▶ **Task statement**
Your task is to repeat all of the material exactly.

▶ **Data excerpts**
(begin)

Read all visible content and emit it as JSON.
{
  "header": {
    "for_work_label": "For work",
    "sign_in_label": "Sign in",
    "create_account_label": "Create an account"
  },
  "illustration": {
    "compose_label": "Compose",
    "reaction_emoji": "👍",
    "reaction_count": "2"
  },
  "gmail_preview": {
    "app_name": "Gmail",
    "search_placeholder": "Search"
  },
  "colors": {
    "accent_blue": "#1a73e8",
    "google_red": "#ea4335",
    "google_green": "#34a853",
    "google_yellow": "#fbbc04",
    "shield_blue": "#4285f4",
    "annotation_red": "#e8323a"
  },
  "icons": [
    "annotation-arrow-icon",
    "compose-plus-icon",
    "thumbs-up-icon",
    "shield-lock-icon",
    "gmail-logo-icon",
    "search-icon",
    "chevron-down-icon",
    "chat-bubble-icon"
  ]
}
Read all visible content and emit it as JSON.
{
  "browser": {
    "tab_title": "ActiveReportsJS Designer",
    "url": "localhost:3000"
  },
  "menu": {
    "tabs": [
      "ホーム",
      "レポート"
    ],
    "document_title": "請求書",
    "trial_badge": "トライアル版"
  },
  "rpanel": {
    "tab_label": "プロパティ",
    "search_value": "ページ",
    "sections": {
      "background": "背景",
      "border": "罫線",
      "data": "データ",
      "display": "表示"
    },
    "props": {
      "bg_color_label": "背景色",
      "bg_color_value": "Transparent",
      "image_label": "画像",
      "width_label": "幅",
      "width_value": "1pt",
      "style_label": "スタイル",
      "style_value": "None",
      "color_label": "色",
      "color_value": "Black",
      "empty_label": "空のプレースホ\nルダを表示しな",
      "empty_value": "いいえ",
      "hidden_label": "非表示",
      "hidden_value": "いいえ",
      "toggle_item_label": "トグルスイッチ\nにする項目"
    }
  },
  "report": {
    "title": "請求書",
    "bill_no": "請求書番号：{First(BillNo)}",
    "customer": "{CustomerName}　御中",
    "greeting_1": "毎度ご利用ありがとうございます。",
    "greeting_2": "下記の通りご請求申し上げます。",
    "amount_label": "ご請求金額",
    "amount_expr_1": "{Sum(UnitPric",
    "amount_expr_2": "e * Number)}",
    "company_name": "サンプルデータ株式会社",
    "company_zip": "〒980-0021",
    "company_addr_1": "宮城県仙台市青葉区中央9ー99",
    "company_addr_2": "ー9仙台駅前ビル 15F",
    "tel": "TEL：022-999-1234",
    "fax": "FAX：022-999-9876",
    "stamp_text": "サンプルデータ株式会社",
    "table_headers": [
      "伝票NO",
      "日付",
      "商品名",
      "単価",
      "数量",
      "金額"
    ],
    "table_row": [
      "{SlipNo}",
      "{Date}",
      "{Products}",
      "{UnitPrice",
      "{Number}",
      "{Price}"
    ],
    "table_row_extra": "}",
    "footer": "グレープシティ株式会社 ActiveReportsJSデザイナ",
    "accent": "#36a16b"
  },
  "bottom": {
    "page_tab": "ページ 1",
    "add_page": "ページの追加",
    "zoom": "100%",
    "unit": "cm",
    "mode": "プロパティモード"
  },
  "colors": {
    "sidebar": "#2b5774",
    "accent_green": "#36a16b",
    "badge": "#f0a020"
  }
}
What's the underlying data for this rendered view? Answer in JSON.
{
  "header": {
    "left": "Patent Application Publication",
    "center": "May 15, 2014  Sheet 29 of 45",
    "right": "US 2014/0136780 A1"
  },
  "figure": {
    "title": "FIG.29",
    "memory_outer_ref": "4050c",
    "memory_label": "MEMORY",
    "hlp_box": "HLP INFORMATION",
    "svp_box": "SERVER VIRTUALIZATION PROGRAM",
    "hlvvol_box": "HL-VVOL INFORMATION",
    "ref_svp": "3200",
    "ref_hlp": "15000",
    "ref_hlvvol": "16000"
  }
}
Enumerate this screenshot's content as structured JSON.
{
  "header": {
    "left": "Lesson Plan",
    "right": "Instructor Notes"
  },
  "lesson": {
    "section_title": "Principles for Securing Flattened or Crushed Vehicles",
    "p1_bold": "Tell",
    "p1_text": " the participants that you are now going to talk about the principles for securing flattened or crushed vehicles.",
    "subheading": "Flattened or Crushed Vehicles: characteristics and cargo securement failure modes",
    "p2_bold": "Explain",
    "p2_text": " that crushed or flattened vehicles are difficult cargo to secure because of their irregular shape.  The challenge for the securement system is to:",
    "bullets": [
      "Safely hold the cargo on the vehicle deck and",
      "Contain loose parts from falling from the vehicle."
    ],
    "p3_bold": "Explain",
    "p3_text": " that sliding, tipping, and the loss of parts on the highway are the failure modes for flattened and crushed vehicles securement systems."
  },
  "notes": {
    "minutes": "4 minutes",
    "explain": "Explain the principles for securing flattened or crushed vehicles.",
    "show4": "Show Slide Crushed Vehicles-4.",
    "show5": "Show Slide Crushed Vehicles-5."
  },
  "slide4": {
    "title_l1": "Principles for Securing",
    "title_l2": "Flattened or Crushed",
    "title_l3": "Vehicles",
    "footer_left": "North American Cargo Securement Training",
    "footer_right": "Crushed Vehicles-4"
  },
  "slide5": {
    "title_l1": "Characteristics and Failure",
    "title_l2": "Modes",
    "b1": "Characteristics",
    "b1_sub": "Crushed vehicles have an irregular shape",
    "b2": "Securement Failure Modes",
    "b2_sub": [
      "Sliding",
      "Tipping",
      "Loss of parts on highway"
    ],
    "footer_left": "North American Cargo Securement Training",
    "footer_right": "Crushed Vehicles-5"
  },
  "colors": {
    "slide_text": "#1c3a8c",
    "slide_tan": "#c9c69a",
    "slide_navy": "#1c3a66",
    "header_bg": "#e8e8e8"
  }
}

(end)

▶ **Response to the task**
Read all visible content and emit it as JSON.
{
  "header": {
    "for_work_label": "For work",
    "sign_in_label": "Sign in",
    "create_account_label": "Create an account"
  },
  "illustration": {
    "compose_label": "Compose",
    "reaction_emoji": "👍",
    "reaction_count": "2"
  },
  "gmail_preview": {
    "app_name": "Gmail",
    "search_placeholder": "Search"
  },
  "colors": {
    "accent_blue": "#1a73e8",
    "google_red": "#ea4335",
    "google_green": "#34a853",
    "google_yellow": "#fbbc04",
    "shield_blue": "#4285f4",
    "annotation_red": "#e8323a"
  },
  "icons": [
    "annotation-arrow-icon",
    "compose-plus-icon",
    "thumbs-up-icon",
    "shield-lock-icon",
    "gmail-logo-icon",
    "search-icon",
    "chevron-down-icon",
    "chat-bubble-icon"
  ]
}
Read all visible content and emit it as JSON.
{
  "browser": {
    "tab_title": "ActiveReportsJS Designer",
    "url": "localhost:3000"
  },
  "menu": {
    "tabs": [
      "ホーム",
      "レポート"
    ],
    "document_title": "請求書",
    "trial_badge": "トライアル版"
  },
  "rpanel": {
    "tab_label": "プロパティ",
    "search_value": "ページ",
    "sections": {
      "background": "背景",
      "border": "罫線",
      "data": "データ",
      "display": "表示"
    },
    "props": {
      "bg_color_label": "背景色",
      "bg_color_value": "Transparent",
      "image_label": "画像",
      "width_label": "幅",
      "width_value": "1pt",
      "style_label": "スタイル",
      "style_value": "None",
      "color_label": "色",
      "color_value": "Black",
      "empty_label": "空のプレースホ\nルダを表示しな",
      "empty_value": "いいえ",
      "hidden_label": "非表示",
      "hidden_value": "いいえ",
      "toggle_item_label": "トグルスイッチ\nにする項目"
    }
  },
  "report": {
    "title": "請求書",
    "bill_no": "請求書番号：{First(BillNo)}",
    "customer": "{CustomerName}　御中",
    "greeting_1": "毎度ご利用ありがとうございます。",
    "greeting_2": "下記の通りご請求申し上げます。",
    "amount_label": "ご請求金額",
    "amount_expr_1": "{Sum(UnitPric",
    "amount_expr_2": "e * Number)}",
    "company_name": "サンプルデータ株式会社",
    "company_zip": "〒980-0021",
    "company_addr_1": "宮城県仙台市青葉区中央9ー99",
    "company_addr_2": "ー9仙台駅前ビル 15F",
    "tel": "TEL：022-999-1234",
    "fax": "FAX：022-999-9876",
    "stamp_text": "サンプルデータ株式会社",
    "table_headers": [
      "伝票NO",
      "日付",
      "商品名",
      "単価",
      "数量",
      "金額"
    ],
    "table_row": [
      "{SlipNo}",
      "{Date}",
      "{Products}",
      "{UnitPrice",
      "{Number}",
      "{Price}"
    ],
    "table_row_extra": "}",
    "footer": "グレープシティ株式会社 ActiveReportsJSデザイナ",
    "accent": "#36a16b"
  },
  "bottom": {
    "page_tab": "ページ 1",
    "add_page": "ページの追加",
    "zoom": "100%",
    "unit": "cm",
    "mode": "プロパティモード"
  },
  "colors": {
    "sidebar": "#2b5774",
    "accent_green": "#36a16b",
    "badge": "#f0a020"
  }
}
What's the underlying data for this rendered view? Answer in JSON.
{
  "header": {
    "left": "Patent Application Publication",
    "center": "May 15, 2014  Sheet 29 of 45",
    "right": "US 2014/0136780 A1"
  },
  "figure": {
    "title": "FIG.29",
    "memory_outer_ref": "4050c",
    "memory_label": "MEMORY",
    "hlp_box": "HLP INFORMATION",
    "svp_box": "SERVER VIRTUALIZATION PROGRAM",
    "hlvvol_box": "HL-VVOL INFORMATION",
    "ref_svp": "3200",
    "ref_hlp": "15000",
    "ref_hlvvol": "16000"
  }
}
Enumerate this screenshot's content as structured JSON.
{
  "header": {
    "left": "Lesson Plan",
    "right": "Instructor Notes"
  },
  "lesson": {
    "section_title": "Principles for Securing Flattened or Crushed Vehicles",
    "p1_bold": "Tell",
    "p1_text": " the participants that you are now going to talk about the principles for securing flattened or crushed vehicles.",
    "subheading": "Flattened or Crushed Vehicles: characteristics and cargo securement failure modes",
    "p2_bold": "Explain",
    "p2_text": " that crushed or flattened vehicles are difficult cargo to secure because of their irregular shape.  The challenge for the securement system is to:",
    "bullets": [
      "Safely hold the cargo on the vehicle deck and",
      "Contain loose parts from falling from the vehicle."
    ],
    "p3_bold": "Explain",
    "p3_text": " that sliding, tipping, and the loss of parts on the highway are the failure modes for flattened and crushed vehicles securement systems."
  },
  "notes": {
    "minutes": "4 minutes",
    "explain": "Explain the principles for securing flattened or crushed vehicles.",
    "show4": "Show Slide Crushed Vehicles-4.",
    "show5": "Show Slide Crushed Vehicles-5."
  },
  "slide4": {
    "title_l1": "Principles for Securing",
    "title_l2": "Flattened or Crushed",
    "title_l3": "Vehicles",
    "footer_left": "North American Cargo Securement Training",
    "footer_right": "Crushed Vehicles-4"
  },
  "slide5": {
    "title_l1": "Characteristics and Failure",
    "title_l2": "Modes",
    "b1": "Characteristics",
    "b1_sub": "Crushed vehicles have an irregular shape",
    "b2": "Securement Failure Modes",
    "b2_sub": [
      "Sliding",
      "Tipping",
      "Loss of parts on highway"
    ],
    "footer_left": "North American Cargo Securement Training",
    "footer_right": "Crushed Vehicles-5"
  },
  "colors": {
    "slide_text": "#1c3a8c",
    "slide_tan": "#c9c69a",
    "slide_navy": "#1c3a66",
    "header_bg": "#e8e8e8"
  }
}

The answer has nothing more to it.